+++ GIVEN RECORDS +++

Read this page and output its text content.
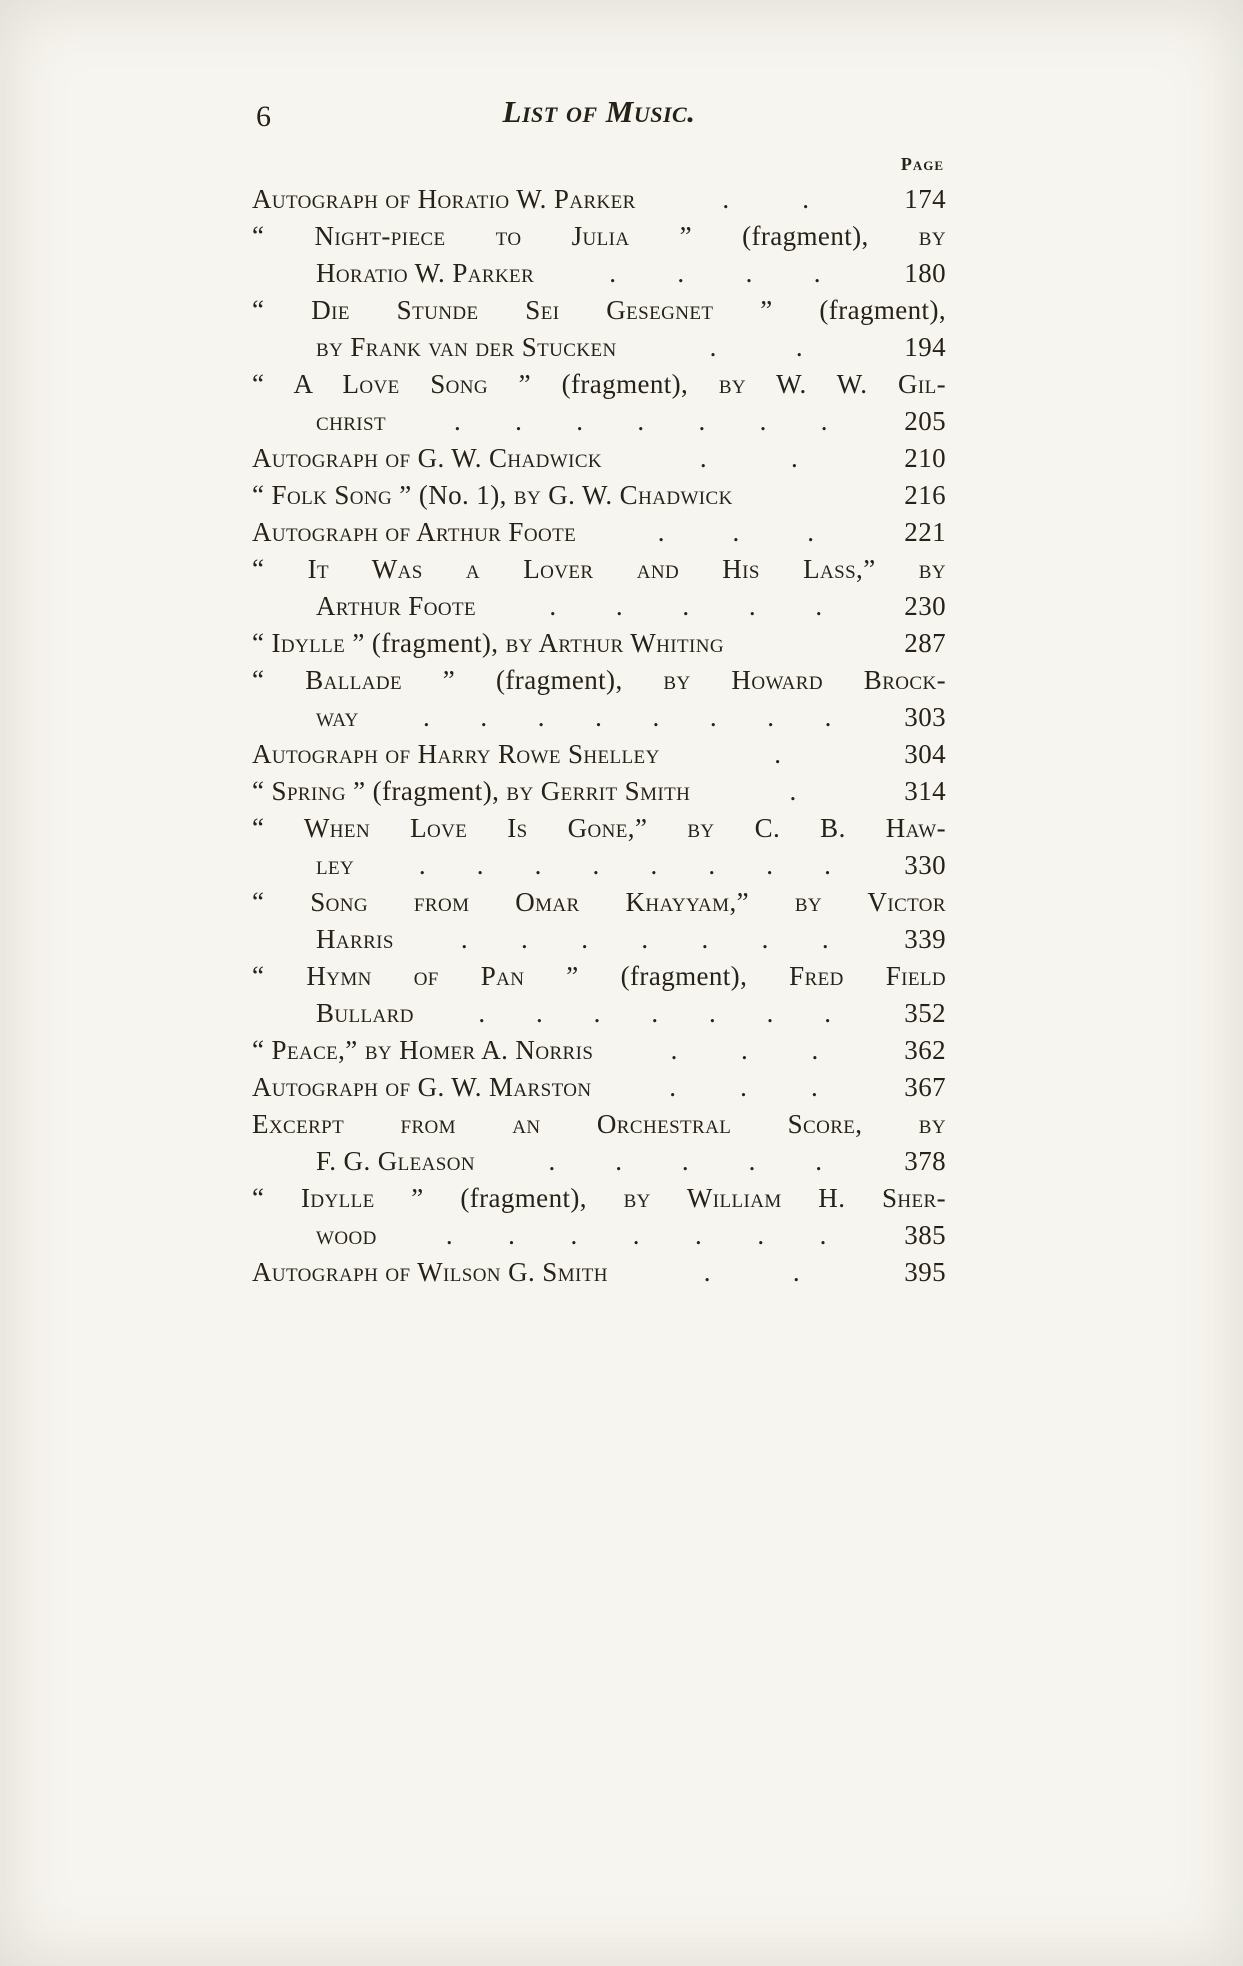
6	List of Music.
Page
Autograph of Horatio W. Parker	.	.	174
“ Night-piece to Julia ” (fragment), by
Horatio W. Parker	. . . .	180
“ Die Stunde Sei Gesegnet ” (fragment),
by Frank van der Stucken	.	.	194
“ A Love Song ” (fragment), by W. W. Gil-
christ	. . . . . . .	205
Autograph of G. W. Chadwick	.	.	210
“ Folk Song ” (No. 1), by G. W. Chadwick	216
Autograph of Arthur Foote	.	.	.	221
“ It Was a Lover and His Lass,” by
Arthur Foote	. . . . .	230
“ Idylle ” (fragment), by Arthur Whiting	287
“ Ballade ” (fragment), by Howard Brock-
way . . . . . . . .	303
Autograph of Harry Rowe Shelley	.	304
“ Spring ” (fragment), by Gerrit Smith	.	314
“ When Love Is Gone,” by C. B. Haw-
ley . . . . . . . .	330
“ Song from Omar Khayyam,” by Victor
Harris . . . . . . .	339
“ Hymn of Pan ” (fragment), Fred Field
Bullard . . . . . . .	352
“ Peace,” by Homer A. Norris	. . .	362
Autograph of G. W. Marston	. . .	367
Excerpt from an Orchestral Score, by
F. G. Gleason	. . . . .	378
“ Idylle ” (fragment), by William H. Sher-
wood	. . . . . . .	385
Autograph of Wilson G. Smith	.	.	395
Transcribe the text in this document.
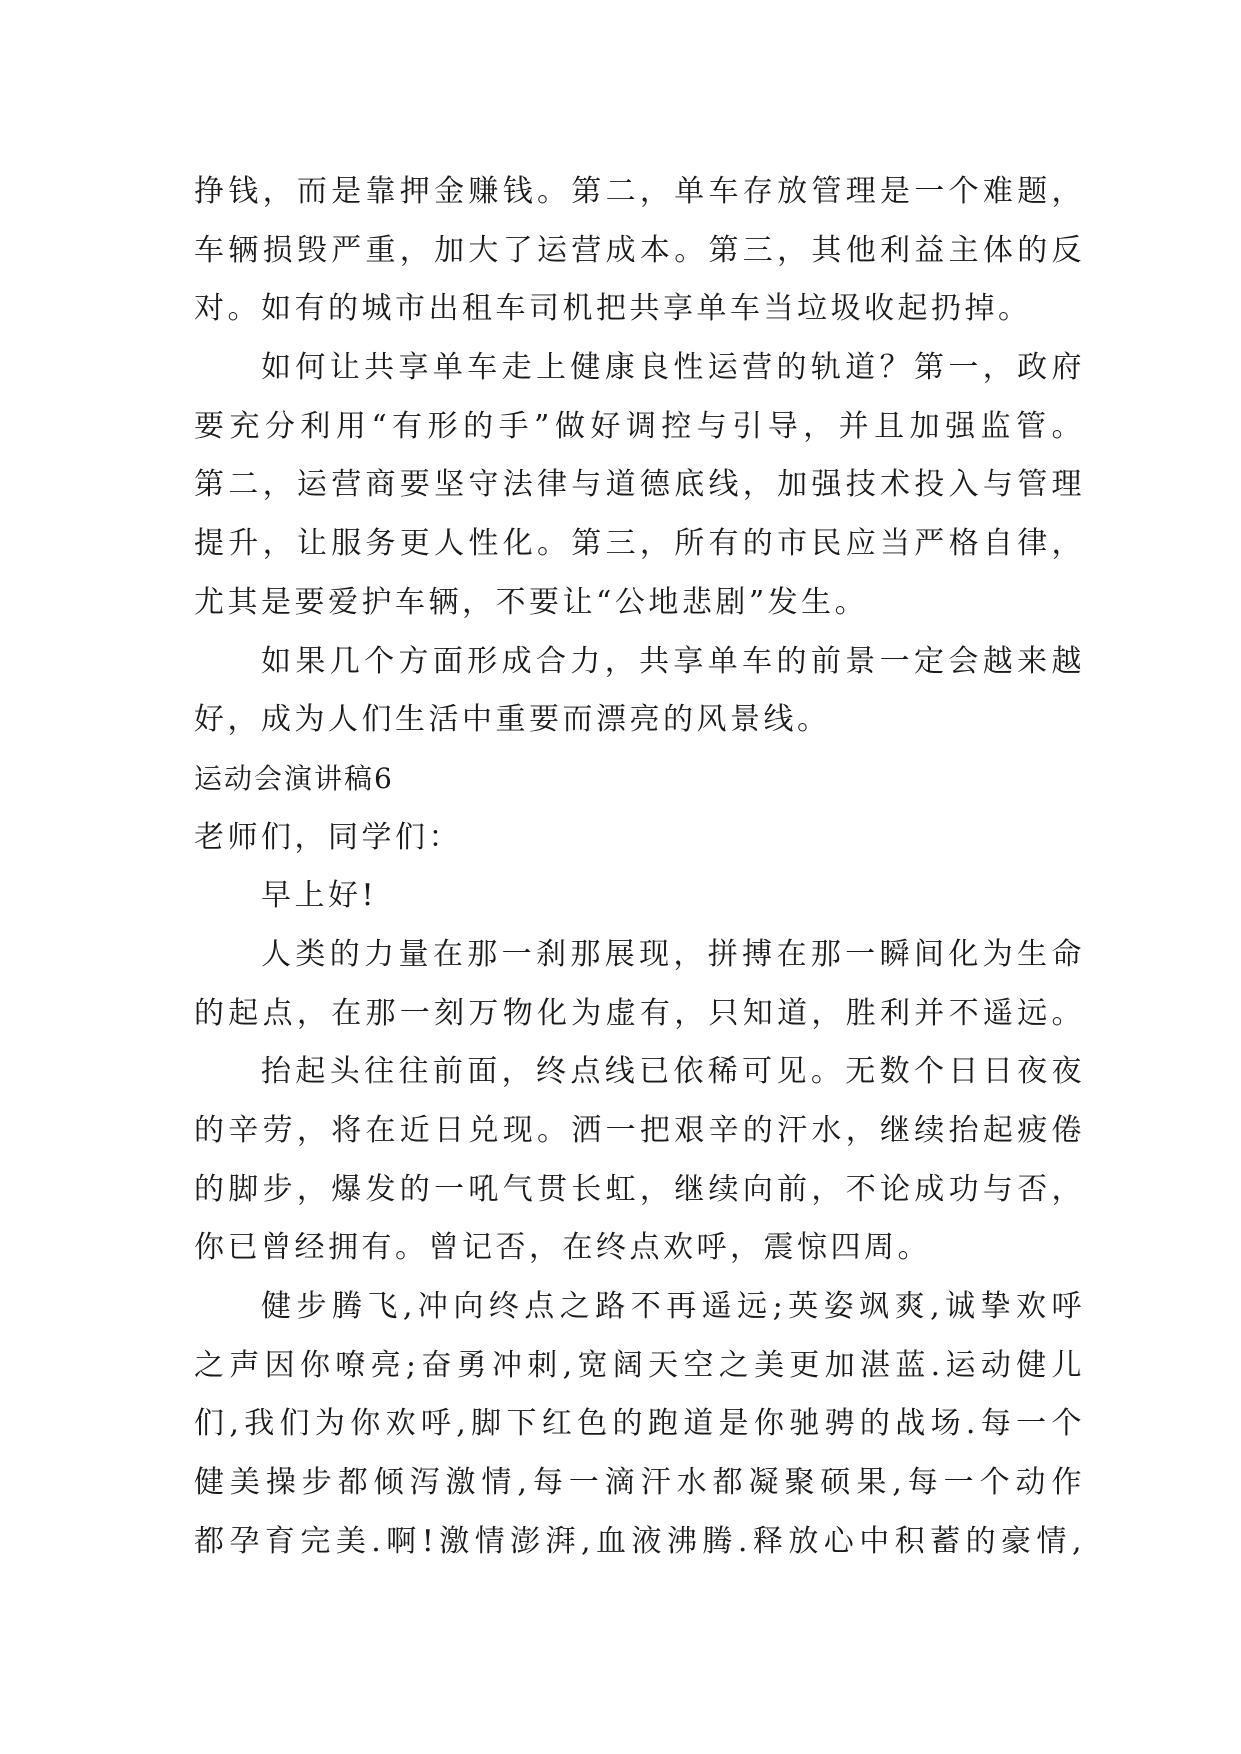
挣钱，而是靠押金赚钱。第二，单车存放管理是一个难题，
车辆损毁严重，加大了运营成本。第三，其他利益主体的反
对。如有的城市出租车司机把共享单车当垃圾收起扔掉。
如何让共享单车走上健康良性运营的轨道？第一，政府
要充分利用“有形的手”做好调控与引导，并且加强监管。
第二，运营商要坚守法律与道德底线，加强技术投入与管理
提升，让服务更人性化。第三，所有的市民应当严格自律，
尤其是要爱护车辆，不要让“公地悲剧”发生。
如果几个方面形成合力，共享单车的前景一定会越来越
好，成为人们生活中重要而漂亮的风景线。
运动会演讲稿6
老师们，同学们：
早上好!
人类的力量在那一刹那展现，拼搏在那一瞬间化为生命
的起点，在那一刻万物化为虚有，只知道，胜利并不遥远。
抬起头往往前面，终点线已依稀可见。无数个日日夜夜
的辛劳，将在近日兑现。洒一把艰辛的汗水，继续抬起疲倦
的脚步，爆发的一吼气贯长虹，继续向前，不论成功与否，
你已曾经拥有。曾记否，在终点欢呼，震惊四周。
健步腾飞,冲向终点之路不再遥远;英姿飒爽,诚挚欢呼
之声因你嘹亮;奋勇冲刺,宽阔天空之美更加湛蓝.运动健儿
们,我们为你欢呼,脚下红色的跑道是你驰骋的战场.每一个
健美操步都倾泻激情,每一滴汗水都凝聚硕果,每一个动作
都孕育完美.啊!激情澎湃,血液沸腾.释放心中积蓄的豪情,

+++

Reproduce the records, all of them, word for word; omit the pictures.

COMPLETED TASK
Read this page and output its text content.
6	List of Music.
Page
Autograph of Horatio W. Parker	.	.	174
“ Night-piece to Julia ” (fragment), by
Horatio W. Parker	. . . .	180
“ Die Stunde Sei Gesegnet ” (fragment),
by Frank van der Stucken	.	.	194
“ A Love Song ” (fragment), by W. W. Gil-
christ	. . . . . . .	205
Autograph of G. W. Chadwick	.	.	210
“ Folk Song ” (No. 1), by G. W. Chadwick	216
Autograph of Arthur Foote	.	.	.	221
“ It Was a Lover and His Lass,” by
Arthur Foote	. . . . .	230
“ Idylle ” (fragment), by Arthur Whiting	287
“ Ballade ” (fragment), by Howard Brock-
way . . . . . . . .	303
Autograph of Harry Rowe Shelley	.	304
“ Spring ” (fragment), by Gerrit Smith	.	314
“ When Love Is Gone,” by C. B. Haw-
ley . . . . . . . .	330
“ Song from Omar Khayyam,” by Victor
Harris . . . . . . .	339
“ Hymn of Pan ” (fragment), Fred Field
Bullard . . . . . . .	352
“ Peace,” by Homer A. Norris	. . .	362
Autograph of G. W. Marston	. . .	367
Excerpt from an Orchestral Score, by
F. G. Gleason	. . . . .	378
“ Idylle ” (fragment), by William H. Sher-
wood	. . . . . . .	385
Autograph of Wilson G. Smith	.	.	395
Transcribe the text in this document.
挣钱，而是靠押金赚钱。第二，单车存放管理是一个难题，
车辆损毁严重，加大了运营成本。第三，其他利益主体的反
对。如有的城市出租车司机把共享单车当垃圾收起扔掉。
如何让共享单车走上健康良性运营的轨道？第一，政府
要充分利用“有形的手”做好调控与引导，并且加强监管。
第二，运营商要坚守法律与道德底线，加强技术投入与管理
提升，让服务更人性化。第三，所有的市民应当严格自律，
尤其是要爱护车辆，不要让“公地悲剧”发生。
如果几个方面形成合力，共享单车的前景一定会越来越
好，成为人们生活中重要而漂亮的风景线。
运动会演讲稿6
老师们，同学们：
早上好!
人类的力量在那一刹那展现，拼搏在那一瞬间化为生命
的起点，在那一刻万物化为虚有，只知道，胜利并不遥远。
抬起头往往前面，终点线已依稀可见。无数个日日夜夜
的辛劳，将在近日兑现。洒一把艰辛的汗水，继续抬起疲倦
的脚步，爆发的一吼气贯长虹，继续向前，不论成功与否，
你已曾经拥有。曾记否，在终点欢呼，震惊四周。
健步腾飞,冲向终点之路不再遥远;英姿飒爽,诚挚欢呼
之声因你嘹亮;奋勇冲刺,宽阔天空之美更加湛蓝.运动健儿
们,我们为你欢呼,脚下红色的跑道是你驰骋的战场.每一个
健美操步都倾泻激情,每一滴汗水都凝聚硕果,每一个动作
都孕育完美.啊!激情澎湃,血液沸腾.释放心中积蓄的豪情,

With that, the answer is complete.